- Aim: Pick out each line below containing "caption".

Rows from a dataset
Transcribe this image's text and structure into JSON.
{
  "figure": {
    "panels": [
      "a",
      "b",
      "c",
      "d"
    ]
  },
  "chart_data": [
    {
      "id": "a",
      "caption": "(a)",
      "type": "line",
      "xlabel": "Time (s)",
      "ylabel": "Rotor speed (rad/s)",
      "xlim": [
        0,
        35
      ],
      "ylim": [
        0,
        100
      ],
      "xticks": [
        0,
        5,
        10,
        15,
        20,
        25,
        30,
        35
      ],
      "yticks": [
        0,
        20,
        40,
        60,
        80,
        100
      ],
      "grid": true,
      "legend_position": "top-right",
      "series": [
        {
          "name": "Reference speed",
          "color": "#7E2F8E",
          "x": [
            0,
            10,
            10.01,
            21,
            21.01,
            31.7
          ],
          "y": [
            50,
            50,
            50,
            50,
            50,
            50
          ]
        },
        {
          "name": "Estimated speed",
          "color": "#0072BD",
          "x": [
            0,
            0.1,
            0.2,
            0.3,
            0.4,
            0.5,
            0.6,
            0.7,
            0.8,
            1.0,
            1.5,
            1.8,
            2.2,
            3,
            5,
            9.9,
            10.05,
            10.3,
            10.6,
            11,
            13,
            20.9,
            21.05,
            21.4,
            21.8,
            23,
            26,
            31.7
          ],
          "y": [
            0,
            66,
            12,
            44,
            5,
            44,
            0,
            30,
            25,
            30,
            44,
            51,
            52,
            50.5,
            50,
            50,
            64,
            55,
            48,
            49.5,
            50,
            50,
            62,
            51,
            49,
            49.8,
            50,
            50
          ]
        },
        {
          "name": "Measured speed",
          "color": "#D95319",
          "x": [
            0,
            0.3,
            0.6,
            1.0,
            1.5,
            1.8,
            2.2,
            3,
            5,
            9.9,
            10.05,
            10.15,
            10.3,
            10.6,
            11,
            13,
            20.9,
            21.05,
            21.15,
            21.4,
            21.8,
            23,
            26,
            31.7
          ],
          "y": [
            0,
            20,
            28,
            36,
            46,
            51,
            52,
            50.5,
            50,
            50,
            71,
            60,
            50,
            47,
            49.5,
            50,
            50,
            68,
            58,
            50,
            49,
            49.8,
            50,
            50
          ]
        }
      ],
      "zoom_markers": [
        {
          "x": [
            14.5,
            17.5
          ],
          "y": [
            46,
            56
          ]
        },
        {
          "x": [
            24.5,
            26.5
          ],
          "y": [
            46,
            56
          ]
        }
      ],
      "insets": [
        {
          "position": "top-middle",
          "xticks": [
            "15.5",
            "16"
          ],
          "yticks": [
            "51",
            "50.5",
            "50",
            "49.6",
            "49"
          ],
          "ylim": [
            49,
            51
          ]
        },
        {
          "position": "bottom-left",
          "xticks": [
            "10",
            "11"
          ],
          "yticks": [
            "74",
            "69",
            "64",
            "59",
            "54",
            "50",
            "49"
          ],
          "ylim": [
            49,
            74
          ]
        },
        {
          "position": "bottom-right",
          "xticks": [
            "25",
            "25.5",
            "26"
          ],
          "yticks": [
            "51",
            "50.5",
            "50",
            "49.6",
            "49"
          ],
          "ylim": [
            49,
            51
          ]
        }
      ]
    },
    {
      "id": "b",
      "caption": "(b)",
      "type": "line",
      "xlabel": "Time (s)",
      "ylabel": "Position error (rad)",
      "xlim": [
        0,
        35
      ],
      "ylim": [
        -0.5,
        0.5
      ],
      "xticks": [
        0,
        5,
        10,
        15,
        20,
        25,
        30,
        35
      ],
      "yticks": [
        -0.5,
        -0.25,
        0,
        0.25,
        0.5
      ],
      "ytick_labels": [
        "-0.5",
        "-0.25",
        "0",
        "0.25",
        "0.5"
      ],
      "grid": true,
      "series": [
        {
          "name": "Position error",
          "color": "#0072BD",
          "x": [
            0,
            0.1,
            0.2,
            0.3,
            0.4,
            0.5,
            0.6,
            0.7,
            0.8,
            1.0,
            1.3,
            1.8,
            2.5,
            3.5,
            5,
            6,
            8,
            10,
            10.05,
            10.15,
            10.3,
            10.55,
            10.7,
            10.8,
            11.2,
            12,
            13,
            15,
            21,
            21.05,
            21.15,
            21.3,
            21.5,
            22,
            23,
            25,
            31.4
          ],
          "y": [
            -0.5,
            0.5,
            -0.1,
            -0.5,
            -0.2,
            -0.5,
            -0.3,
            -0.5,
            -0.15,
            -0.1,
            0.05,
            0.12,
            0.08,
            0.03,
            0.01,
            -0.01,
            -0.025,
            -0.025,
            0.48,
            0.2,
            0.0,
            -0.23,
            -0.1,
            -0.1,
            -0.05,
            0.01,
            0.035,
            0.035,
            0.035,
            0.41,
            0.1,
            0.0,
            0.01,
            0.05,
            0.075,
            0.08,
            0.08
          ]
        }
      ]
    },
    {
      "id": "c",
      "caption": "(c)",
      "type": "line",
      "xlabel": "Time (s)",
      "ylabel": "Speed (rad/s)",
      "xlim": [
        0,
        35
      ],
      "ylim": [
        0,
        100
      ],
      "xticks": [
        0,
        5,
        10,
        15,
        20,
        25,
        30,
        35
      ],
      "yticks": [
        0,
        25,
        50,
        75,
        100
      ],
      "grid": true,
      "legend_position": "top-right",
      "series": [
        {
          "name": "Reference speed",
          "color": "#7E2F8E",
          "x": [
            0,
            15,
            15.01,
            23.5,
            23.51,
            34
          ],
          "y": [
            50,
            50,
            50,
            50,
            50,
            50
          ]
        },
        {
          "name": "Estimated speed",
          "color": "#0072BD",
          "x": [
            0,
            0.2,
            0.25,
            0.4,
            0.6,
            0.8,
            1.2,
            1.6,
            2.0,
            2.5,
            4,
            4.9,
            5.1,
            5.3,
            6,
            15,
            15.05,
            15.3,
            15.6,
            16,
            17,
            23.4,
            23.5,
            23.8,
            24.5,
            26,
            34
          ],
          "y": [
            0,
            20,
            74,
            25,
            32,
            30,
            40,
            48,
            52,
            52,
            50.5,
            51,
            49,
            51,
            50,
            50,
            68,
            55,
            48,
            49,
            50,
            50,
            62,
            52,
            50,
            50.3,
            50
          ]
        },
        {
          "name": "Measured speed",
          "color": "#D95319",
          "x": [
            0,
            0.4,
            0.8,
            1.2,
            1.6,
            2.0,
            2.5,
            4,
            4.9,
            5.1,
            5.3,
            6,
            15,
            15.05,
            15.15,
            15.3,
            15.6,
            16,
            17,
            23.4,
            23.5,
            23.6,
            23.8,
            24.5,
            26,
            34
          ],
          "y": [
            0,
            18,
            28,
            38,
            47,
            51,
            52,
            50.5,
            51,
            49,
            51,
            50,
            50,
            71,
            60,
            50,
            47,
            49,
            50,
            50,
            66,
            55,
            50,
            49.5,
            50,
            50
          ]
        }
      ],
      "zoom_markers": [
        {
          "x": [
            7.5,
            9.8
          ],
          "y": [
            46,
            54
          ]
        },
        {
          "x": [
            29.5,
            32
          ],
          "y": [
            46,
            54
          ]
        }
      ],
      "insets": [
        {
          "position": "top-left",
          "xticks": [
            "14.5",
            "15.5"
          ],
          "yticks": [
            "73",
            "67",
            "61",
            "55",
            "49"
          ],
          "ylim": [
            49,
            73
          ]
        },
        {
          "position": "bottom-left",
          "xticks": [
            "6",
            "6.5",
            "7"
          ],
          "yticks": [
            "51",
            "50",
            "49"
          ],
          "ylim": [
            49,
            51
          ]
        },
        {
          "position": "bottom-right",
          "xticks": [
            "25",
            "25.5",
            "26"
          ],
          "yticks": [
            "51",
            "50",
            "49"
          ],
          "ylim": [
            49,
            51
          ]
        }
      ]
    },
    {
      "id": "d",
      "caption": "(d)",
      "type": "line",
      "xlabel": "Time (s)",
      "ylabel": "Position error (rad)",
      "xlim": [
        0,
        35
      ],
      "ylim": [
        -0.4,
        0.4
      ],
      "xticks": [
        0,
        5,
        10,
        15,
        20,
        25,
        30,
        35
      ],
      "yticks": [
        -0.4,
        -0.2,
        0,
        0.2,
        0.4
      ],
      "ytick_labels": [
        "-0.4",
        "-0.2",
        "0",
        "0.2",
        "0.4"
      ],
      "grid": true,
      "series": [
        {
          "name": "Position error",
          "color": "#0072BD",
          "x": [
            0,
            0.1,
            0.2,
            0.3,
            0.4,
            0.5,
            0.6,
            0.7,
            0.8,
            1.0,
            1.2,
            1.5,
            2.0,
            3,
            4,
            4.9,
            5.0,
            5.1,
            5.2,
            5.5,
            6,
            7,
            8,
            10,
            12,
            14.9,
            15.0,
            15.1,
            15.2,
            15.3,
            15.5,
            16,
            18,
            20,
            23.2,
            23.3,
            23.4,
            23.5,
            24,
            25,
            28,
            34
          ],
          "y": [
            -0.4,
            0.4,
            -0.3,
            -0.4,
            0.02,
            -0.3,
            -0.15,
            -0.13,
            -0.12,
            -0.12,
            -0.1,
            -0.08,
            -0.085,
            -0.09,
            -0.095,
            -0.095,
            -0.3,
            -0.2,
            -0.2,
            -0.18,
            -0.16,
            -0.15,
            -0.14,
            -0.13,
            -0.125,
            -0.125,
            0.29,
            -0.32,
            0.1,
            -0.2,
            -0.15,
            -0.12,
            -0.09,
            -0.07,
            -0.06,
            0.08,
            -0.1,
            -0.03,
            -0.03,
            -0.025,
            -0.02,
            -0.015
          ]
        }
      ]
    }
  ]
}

- Written solution:
      "caption": "(a)",
      "caption": "(b)",
      "caption": "(c)",
      "caption": "(d)",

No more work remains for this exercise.